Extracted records
- - -

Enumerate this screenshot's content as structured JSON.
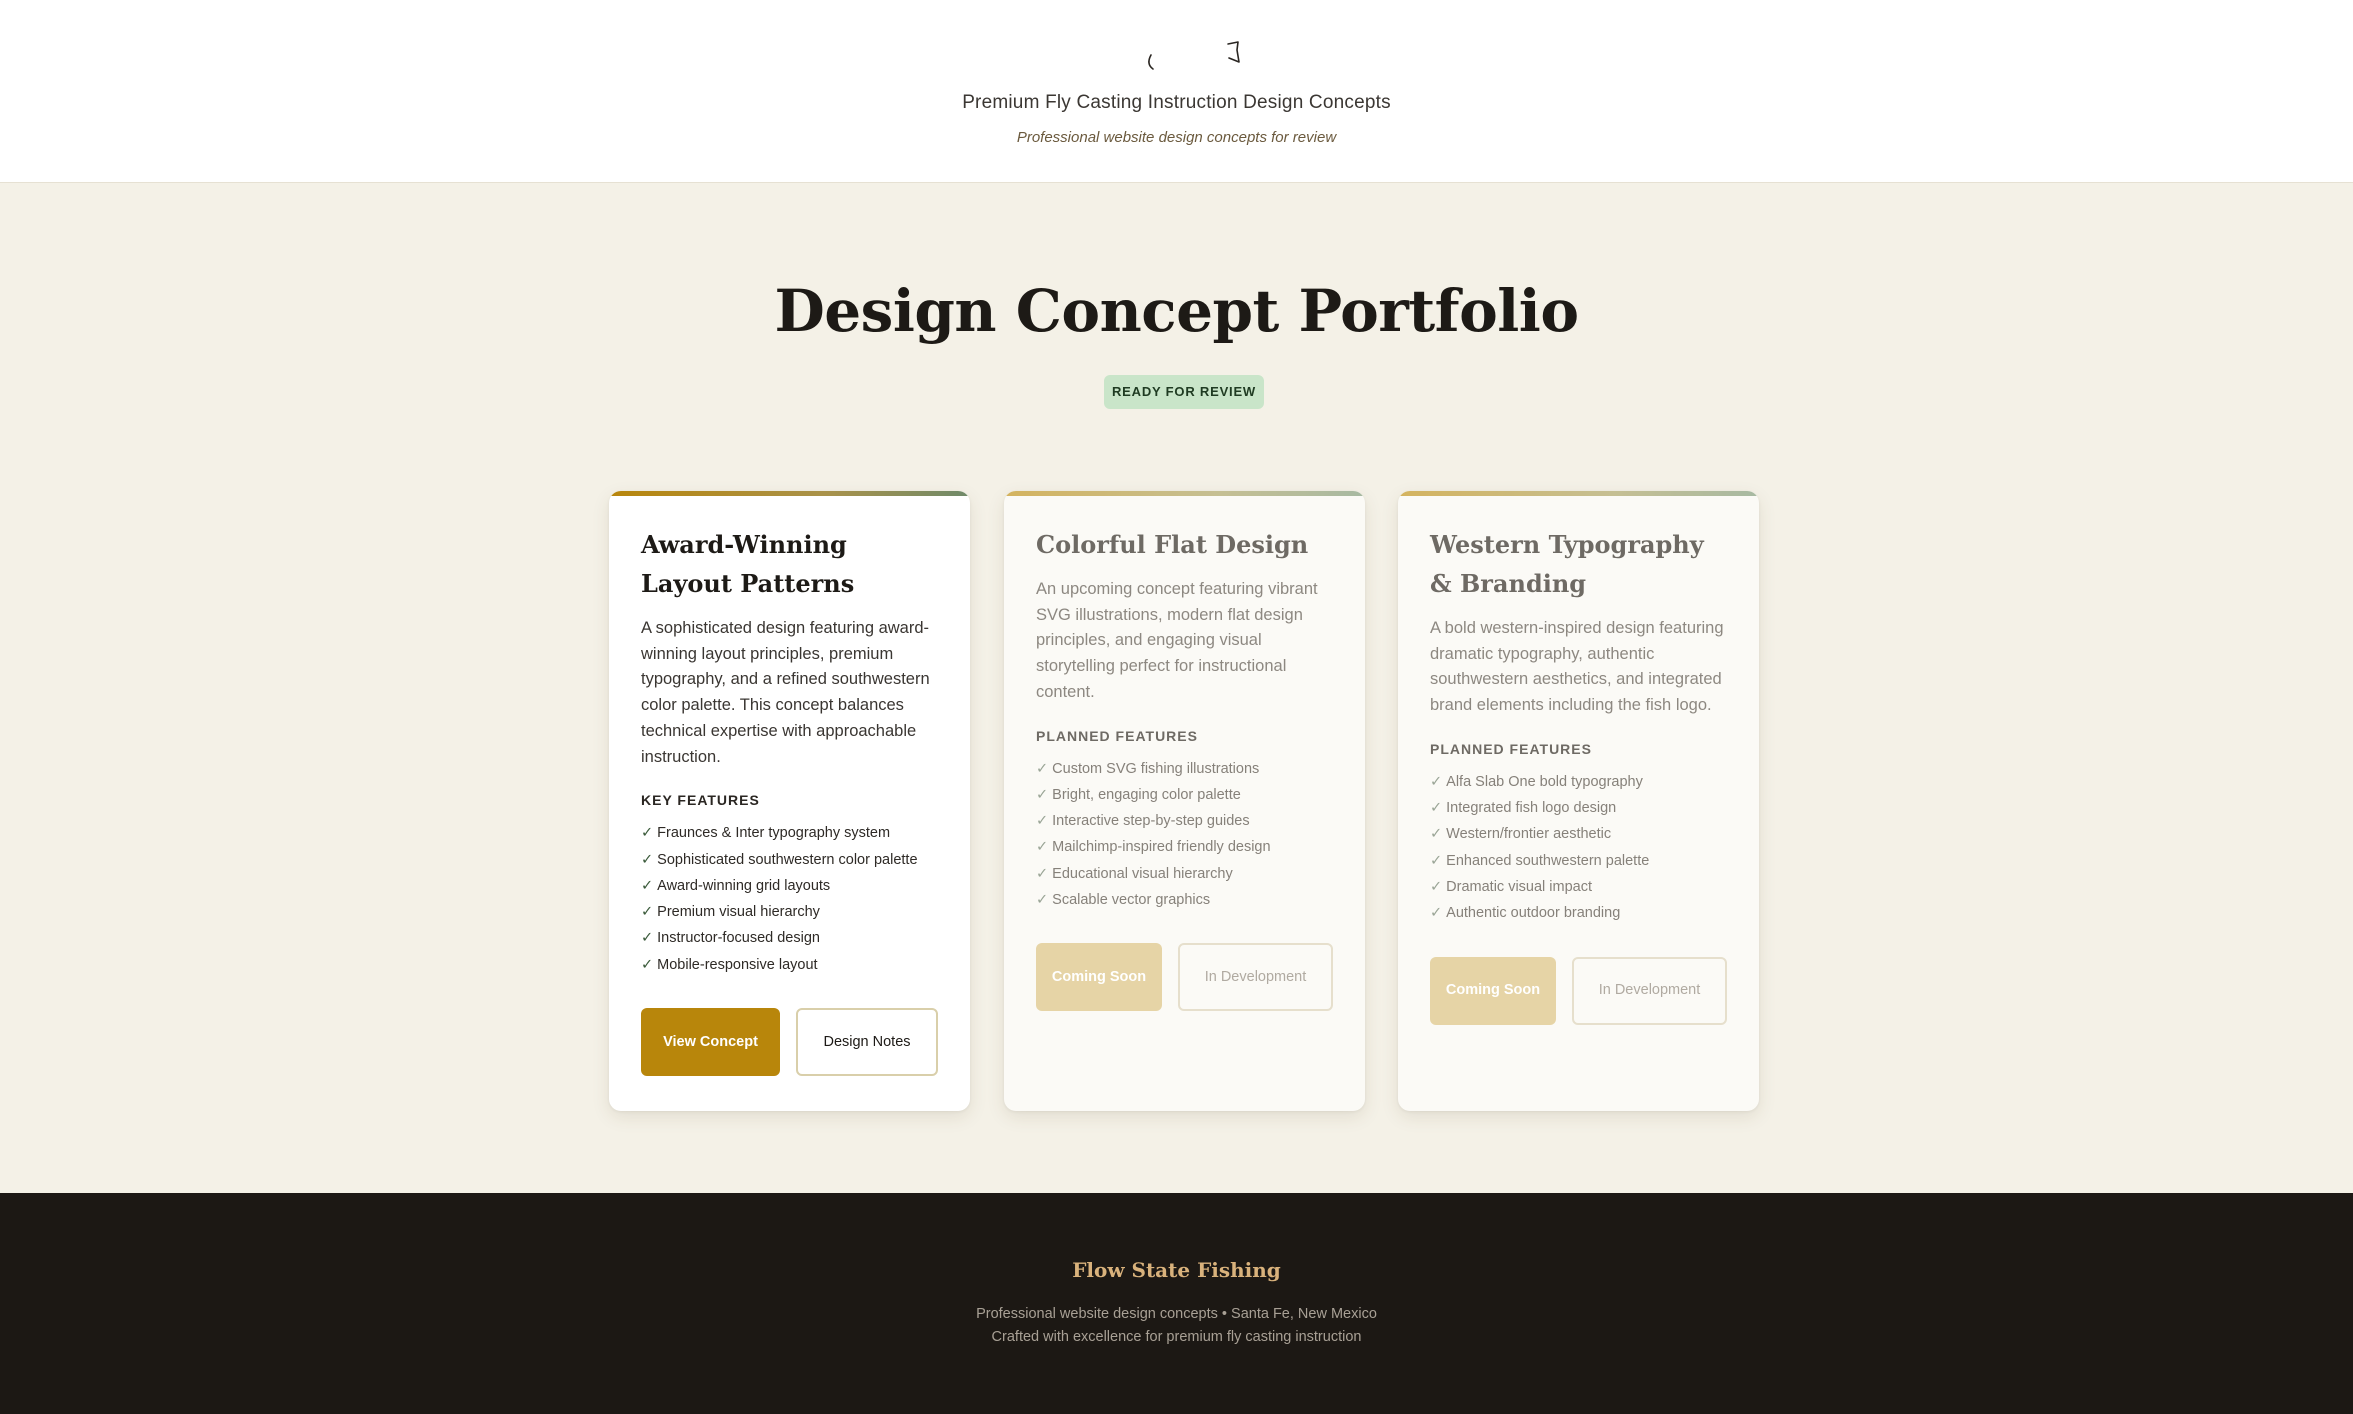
{
  "header": {
    "title": "Premium Fly Casting Instruction Design Concepts",
    "subtitle": "Professional website design concepts for review",
    "logo_icon": "fish-logo-icon"
  },
  "main": {
    "title": "Design Concept Portfolio",
    "badge": "READY FOR REVIEW"
  },
  "cards": [
    {
      "title": "Award-Winning Layout Patterns",
      "description": "A sophisticated design featuring award-winning layout principles, premium typography, and a refined southwestern color palette. This concept balances technical expertise with approachable instruction.",
      "features_heading": "KEY FEATURES",
      "features": [
        "Fraunces & Inter typography system",
        "Sophisticated southwestern color palette",
        "Award-winning grid layouts",
        "Premium visual hierarchy",
        "Instructor-focused design",
        "Mobile-responsive layout"
      ],
      "primary_button": "View Concept",
      "secondary_button": "Design Notes"
    },
    {
      "title": "Colorful Flat Design",
      "description": "An upcoming concept featuring vibrant SVG illustrations, modern flat design principles, and engaging visual storytelling perfect for instructional content.",
      "features_heading": "PLANNED FEATURES",
      "features": [
        "Custom SVG fishing illustrations",
        "Bright, engaging color palette",
        "Interactive step-by-step guides",
        "Mailchimp-inspired friendly design",
        "Educational visual hierarchy",
        "Scalable vector graphics"
      ],
      "primary_button": "Coming Soon",
      "secondary_button": "In Development"
    },
    {
      "title": "Western Typography & Branding",
      "description": "A bold western-inspired design featuring dramatic typography, authentic southwestern aesthetics, and integrated brand elements including the fish logo.",
      "features_heading": "PLANNED FEATURES",
      "features": [
        "Alfa Slab One bold typography",
        "Integrated fish logo design",
        "Western/frontier aesthetic",
        "Enhanced southwestern palette",
        "Dramatic visual impact",
        "Authentic outdoor branding"
      ],
      "primary_button": "Coming Soon",
      "secondary_button": "In Development"
    }
  ],
  "check_glyph": "✓",
  "footer": {
    "brand": "Flow State Fishing",
    "line1": "Professional website design concepts • Santa Fe, New Mexico",
    "line2": "Crafted with excellence for premium fly casting instruction"
  },
  "colors": {
    "accent": "#b8860b",
    "background": "#f4f1e7",
    "badge": "#c9e5c9",
    "footer": "#1c1814"
  }
}
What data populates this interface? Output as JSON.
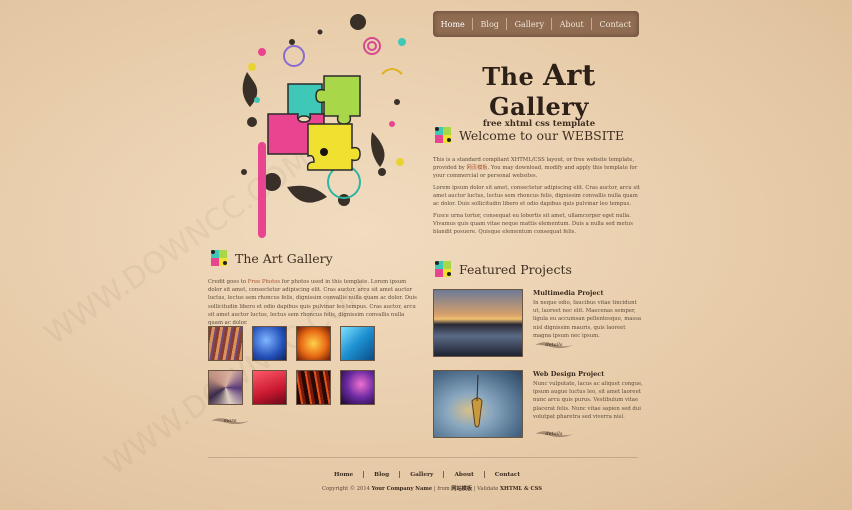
{
  "nav": {
    "items": [
      "Home",
      "Blog",
      "Gallery",
      "About",
      "Contact"
    ]
  },
  "logo": {
    "title_the": "The",
    "title_art": "Art",
    "title_gallery": "Gallery",
    "subtitle": "free xhtml css template"
  },
  "welcome": {
    "heading": "Welcome to our WEBSITE",
    "p1a": "This is a standard compliant XHTML/CSS layout, or free website template, provided by ",
    "p1_link": "网页模板",
    "p1b": ". You may download, modify and apply this template for your commercial or personal websites.",
    "p2": "Lorem ipsum dolor sit amet, consectetur adipiscing elit. Cras auctor, arcu sit amet auctor luctus, lectus sem rhoncus felis, dignissim convallis nulla quam ac dolor. Duis sollicitudin libero et odio dapibus quis pulvinar leo tempus.",
    "p3": "Fusce urna tortor, consequat eu lobortis sit amet, ullamcorper eget nulla. Vivamus quis quam vitae neque mattis elementum. Duis a nulla sed metus blandit posuere. Quisque elementum consequat felis."
  },
  "gallery": {
    "heading": "The Art Gallery",
    "p_a": "Credit goes to ",
    "p_link": "Free Photos",
    "p_b": " for photos used in this template. Lorem ipsum dolor sit amet, consectetur adipiscing elit. Cras auctor, arcu sit amet auctor luctus, lectus sem rhoncus felis, dignissim convallis nulla quam ac dolor. Duis sollicitudin libero et odio dapibus quis pulvinar leo tempus. Cras auctor, arcu sit amet auctor luctus, lectus sem rhoncus felis, dignissim convallis nulla quam ac dolor.",
    "more": "more"
  },
  "featured": {
    "heading": "Featured Projects",
    "projects": [
      {
        "title": "Multimedia Project",
        "text": "In neque odio, faucibus vitae tincidunt ut, laoreet nec elit. Maecenas semper, ligula eu accumsan pellentesque, massa nisl dignissim mauris, quis laoreet magna ipsum nec ipsum.",
        "more": "details"
      },
      {
        "title": "Web Design Project",
        "text": "Nunc vulputate, lacus ac aliquet congue, ipsum augue luctus leo, sit amet laoreet nunc arcu quis purus. Vestibulum vitae placerat felis. Nunc vitae sapien sed dui volutpat pharetra sed viverra nisl.",
        "more": "details"
      }
    ]
  },
  "footer": {
    "links": [
      "Home",
      "Blog",
      "Gallery",
      "About",
      "Contact"
    ],
    "copy_a": "Copyright © 2014 ",
    "company": "Your Company Name",
    "copy_b": " | from ",
    "from_name": "网站模板",
    "copy_c": " | Validate ",
    "validate": "XHTML & CSS"
  },
  "watermark": "WWW.DOWNCC.COM",
  "colors": {
    "nav_bg": "#8f6c52",
    "page_bg": "#e8cfae",
    "link": "#a1502c"
  }
}
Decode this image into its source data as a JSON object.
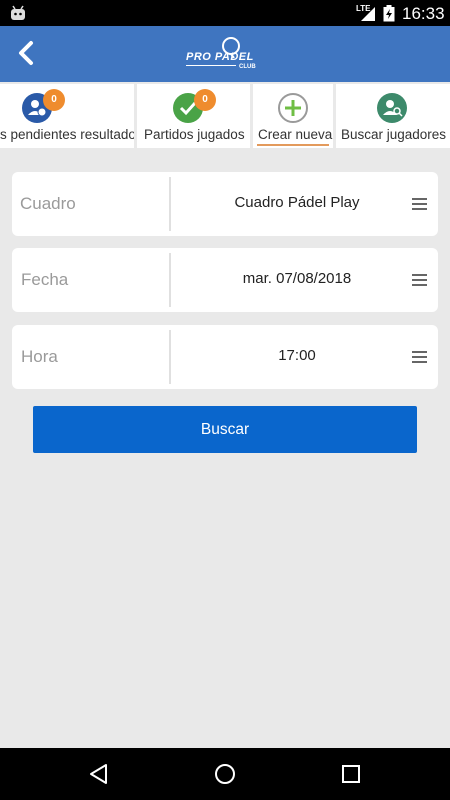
{
  "status_bar": {
    "time": "16:33",
    "network": "LTE"
  },
  "app_bar": {
    "back_icon": "chevron-left-icon",
    "logo_text": "PRO PADEL",
    "logo_sub": "CLUB"
  },
  "tabs": [
    {
      "label": "Partidos pendientes resultado",
      "visible_label": "s pendientes resultado",
      "badge": "0",
      "icon": "user-clock-icon",
      "color": "#2a5aa8"
    },
    {
      "label": "Partidos jugados",
      "badge": "0",
      "icon": "check-icon",
      "color": "#4aa347"
    },
    {
      "label": "Crear nueva",
      "icon": "plus-circle-icon",
      "color": "#6fbe44",
      "active": true
    },
    {
      "label": "Buscar jugadores",
      "icon": "user-search-icon",
      "color": "#3d8a6b"
    }
  ],
  "form": {
    "cuadro": {
      "label": "Cuadro",
      "value": "Cuadro Pádel Play"
    },
    "fecha": {
      "label": "Fecha",
      "value": "mar. 07/08/2018"
    },
    "hora": {
      "label": "Hora",
      "value": "17:00"
    },
    "search_button": "Buscar"
  },
  "colors": {
    "app_bar": "#3f75c0",
    "button": "#0a66cc",
    "badge": "#ef8c2e",
    "background": "#e9e9e9"
  }
}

- - -

**Exercise description:**
Starting at the line that contains "Decode this image", write out every line through the end of the entries, both ends included, without any pictures.

**Output of the task:**
Decode this image into its source data as a JSON object.
{
  "status_bar": {
    "time": "16:33",
    "network": "LTE"
  },
  "app_bar": {
    "back_icon": "chevron-left-icon",
    "logo_text": "PRO PADEL",
    "logo_sub": "CLUB"
  },
  "tabs": [
    {
      "label": "Partidos pendientes resultado",
      "visible_label": "s pendientes resultado",
      "badge": "0",
      "icon": "user-clock-icon",
      "color": "#2a5aa8"
    },
    {
      "label": "Partidos jugados",
      "badge": "0",
      "icon": "check-icon",
      "color": "#4aa347"
    },
    {
      "label": "Crear nueva",
      "icon": "plus-circle-icon",
      "color": "#6fbe44",
      "active": true
    },
    {
      "label": "Buscar jugadores",
      "icon": "user-search-icon",
      "color": "#3d8a6b"
    }
  ],
  "form": {
    "cuadro": {
      "label": "Cuadro",
      "value": "Cuadro Pádel Play"
    },
    "fecha": {
      "label": "Fecha",
      "value": "mar. 07/08/2018"
    },
    "hora": {
      "label": "Hora",
      "value": "17:00"
    },
    "search_button": "Buscar"
  },
  "colors": {
    "app_bar": "#3f75c0",
    "button": "#0a66cc",
    "badge": "#ef8c2e",
    "background": "#e9e9e9"
  }
}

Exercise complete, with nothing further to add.